> _Given task_
Collect all lines from the listing that include the string "display".

START Working data

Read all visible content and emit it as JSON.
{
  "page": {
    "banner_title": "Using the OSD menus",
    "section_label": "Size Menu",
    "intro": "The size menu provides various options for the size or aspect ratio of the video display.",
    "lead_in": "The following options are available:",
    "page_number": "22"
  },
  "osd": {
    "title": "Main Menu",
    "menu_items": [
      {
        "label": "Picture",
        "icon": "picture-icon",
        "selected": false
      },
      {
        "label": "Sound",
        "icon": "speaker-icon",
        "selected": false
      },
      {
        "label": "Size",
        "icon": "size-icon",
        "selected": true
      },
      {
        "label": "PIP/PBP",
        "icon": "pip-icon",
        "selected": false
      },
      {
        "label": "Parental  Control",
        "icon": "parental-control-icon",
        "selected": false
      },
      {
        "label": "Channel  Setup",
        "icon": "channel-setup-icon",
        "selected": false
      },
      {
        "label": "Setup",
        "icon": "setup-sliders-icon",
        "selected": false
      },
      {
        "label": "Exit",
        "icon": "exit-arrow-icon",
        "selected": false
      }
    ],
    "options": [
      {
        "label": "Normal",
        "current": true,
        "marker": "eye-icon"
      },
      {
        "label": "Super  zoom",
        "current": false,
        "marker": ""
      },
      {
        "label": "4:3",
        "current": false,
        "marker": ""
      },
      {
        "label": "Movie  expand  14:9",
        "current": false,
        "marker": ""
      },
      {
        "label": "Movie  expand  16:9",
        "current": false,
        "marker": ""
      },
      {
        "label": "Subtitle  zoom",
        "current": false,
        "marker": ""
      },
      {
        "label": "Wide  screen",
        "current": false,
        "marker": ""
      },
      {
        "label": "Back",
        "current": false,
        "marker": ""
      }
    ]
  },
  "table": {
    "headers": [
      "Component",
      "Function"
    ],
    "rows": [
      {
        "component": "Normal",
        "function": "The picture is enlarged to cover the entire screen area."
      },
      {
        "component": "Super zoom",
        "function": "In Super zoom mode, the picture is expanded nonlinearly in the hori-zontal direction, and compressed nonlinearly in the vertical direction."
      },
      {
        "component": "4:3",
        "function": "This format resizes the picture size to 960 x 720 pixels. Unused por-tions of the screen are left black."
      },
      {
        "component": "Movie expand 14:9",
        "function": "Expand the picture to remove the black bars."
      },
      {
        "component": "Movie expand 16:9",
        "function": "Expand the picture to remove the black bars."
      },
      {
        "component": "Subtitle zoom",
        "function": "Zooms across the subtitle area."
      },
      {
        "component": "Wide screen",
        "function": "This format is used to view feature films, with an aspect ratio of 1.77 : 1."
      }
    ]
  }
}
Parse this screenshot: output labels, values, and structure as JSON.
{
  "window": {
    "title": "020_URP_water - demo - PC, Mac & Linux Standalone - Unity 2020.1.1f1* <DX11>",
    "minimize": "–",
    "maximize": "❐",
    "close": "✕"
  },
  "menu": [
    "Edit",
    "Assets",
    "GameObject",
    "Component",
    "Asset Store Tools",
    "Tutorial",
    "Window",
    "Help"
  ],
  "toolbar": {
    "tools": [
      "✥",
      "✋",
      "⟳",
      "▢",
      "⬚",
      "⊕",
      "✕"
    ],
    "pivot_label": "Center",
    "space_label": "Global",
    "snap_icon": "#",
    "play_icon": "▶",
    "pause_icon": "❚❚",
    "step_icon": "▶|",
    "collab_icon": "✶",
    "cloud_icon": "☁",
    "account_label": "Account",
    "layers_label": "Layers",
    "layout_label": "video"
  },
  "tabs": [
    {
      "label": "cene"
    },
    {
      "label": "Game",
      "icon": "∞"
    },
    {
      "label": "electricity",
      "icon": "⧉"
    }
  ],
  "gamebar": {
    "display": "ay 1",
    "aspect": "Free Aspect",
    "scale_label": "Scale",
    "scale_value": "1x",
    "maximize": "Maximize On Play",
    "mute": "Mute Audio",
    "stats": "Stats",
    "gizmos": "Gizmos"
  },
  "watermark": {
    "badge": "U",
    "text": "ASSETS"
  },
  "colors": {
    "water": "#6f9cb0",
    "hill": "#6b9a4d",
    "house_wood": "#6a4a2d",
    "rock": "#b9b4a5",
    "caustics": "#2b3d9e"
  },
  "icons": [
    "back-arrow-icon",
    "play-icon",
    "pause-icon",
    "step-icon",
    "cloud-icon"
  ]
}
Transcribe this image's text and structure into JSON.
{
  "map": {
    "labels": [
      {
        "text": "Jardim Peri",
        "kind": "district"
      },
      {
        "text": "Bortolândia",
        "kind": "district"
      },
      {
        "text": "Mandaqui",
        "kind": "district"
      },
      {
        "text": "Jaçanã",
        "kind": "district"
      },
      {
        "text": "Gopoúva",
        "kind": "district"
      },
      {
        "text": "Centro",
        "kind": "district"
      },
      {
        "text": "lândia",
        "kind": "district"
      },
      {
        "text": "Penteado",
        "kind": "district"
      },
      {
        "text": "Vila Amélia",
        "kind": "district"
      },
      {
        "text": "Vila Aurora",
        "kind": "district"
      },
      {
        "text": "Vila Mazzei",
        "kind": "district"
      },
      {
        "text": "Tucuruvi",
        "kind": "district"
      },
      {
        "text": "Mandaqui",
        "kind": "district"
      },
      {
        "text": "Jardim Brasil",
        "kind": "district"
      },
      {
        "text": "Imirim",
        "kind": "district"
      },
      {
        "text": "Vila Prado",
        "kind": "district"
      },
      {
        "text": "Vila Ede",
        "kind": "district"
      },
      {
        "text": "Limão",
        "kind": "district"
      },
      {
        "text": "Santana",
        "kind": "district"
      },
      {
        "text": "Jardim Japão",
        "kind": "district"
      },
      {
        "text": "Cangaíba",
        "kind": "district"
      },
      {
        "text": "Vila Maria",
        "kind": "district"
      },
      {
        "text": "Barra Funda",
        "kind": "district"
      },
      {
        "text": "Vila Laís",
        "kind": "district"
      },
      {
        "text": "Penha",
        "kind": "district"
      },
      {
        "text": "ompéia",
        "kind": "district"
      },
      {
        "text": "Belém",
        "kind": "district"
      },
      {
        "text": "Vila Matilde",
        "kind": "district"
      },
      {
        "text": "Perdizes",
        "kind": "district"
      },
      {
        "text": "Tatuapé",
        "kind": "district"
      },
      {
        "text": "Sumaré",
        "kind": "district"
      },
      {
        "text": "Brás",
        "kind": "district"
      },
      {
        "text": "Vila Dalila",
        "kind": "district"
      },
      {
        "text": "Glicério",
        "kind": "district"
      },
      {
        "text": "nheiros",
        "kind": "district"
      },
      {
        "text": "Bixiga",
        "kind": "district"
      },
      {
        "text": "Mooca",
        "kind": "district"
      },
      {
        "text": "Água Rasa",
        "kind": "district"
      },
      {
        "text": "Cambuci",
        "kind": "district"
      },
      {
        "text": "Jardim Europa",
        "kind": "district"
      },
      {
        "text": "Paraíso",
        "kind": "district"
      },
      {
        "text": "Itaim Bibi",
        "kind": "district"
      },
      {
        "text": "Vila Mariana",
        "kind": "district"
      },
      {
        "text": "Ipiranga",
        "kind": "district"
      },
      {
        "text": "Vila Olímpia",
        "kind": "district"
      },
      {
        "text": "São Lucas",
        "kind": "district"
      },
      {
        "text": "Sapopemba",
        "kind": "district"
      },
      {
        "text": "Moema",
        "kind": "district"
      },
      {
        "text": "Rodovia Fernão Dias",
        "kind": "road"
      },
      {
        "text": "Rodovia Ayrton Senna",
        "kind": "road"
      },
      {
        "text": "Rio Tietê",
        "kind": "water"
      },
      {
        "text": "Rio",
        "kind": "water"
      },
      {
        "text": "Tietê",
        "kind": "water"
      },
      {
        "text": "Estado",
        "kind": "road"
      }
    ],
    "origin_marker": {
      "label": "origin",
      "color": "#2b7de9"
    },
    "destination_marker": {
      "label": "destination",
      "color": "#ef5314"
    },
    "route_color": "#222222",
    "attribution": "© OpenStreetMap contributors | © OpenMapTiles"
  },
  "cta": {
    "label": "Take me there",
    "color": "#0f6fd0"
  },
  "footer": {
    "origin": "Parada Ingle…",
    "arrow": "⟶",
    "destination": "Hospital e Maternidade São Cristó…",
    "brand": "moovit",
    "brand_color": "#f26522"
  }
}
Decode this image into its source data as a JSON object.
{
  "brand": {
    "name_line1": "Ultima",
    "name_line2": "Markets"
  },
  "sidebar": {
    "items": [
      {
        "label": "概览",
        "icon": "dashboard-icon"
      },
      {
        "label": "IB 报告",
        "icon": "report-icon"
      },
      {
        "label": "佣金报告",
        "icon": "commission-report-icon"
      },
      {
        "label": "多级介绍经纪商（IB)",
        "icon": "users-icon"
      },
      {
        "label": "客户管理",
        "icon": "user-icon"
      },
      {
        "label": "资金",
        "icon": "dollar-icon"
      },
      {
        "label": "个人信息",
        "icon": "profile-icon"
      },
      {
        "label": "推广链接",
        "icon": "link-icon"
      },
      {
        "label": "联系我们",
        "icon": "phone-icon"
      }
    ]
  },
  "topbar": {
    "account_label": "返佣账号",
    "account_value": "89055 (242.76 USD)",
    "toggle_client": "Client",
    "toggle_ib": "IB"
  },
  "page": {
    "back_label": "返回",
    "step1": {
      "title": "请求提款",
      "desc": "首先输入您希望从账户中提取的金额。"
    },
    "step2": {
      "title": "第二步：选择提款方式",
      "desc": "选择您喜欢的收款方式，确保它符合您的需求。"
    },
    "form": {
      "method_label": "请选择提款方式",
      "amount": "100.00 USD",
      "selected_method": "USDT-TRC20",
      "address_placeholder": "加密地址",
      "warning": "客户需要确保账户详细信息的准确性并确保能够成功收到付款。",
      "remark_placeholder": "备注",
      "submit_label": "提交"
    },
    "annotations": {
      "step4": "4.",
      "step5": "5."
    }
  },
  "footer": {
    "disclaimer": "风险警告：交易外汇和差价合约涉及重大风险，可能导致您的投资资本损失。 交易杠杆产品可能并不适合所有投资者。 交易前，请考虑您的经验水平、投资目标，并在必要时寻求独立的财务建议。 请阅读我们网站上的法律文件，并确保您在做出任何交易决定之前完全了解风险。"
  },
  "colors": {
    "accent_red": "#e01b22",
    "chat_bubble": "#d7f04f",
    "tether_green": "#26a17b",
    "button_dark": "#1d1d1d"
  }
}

END Working data

> _Written solution_
    "intro": "The size menu provides various options for the size or aspect ratio of the video display.",
    "display": "ay 1",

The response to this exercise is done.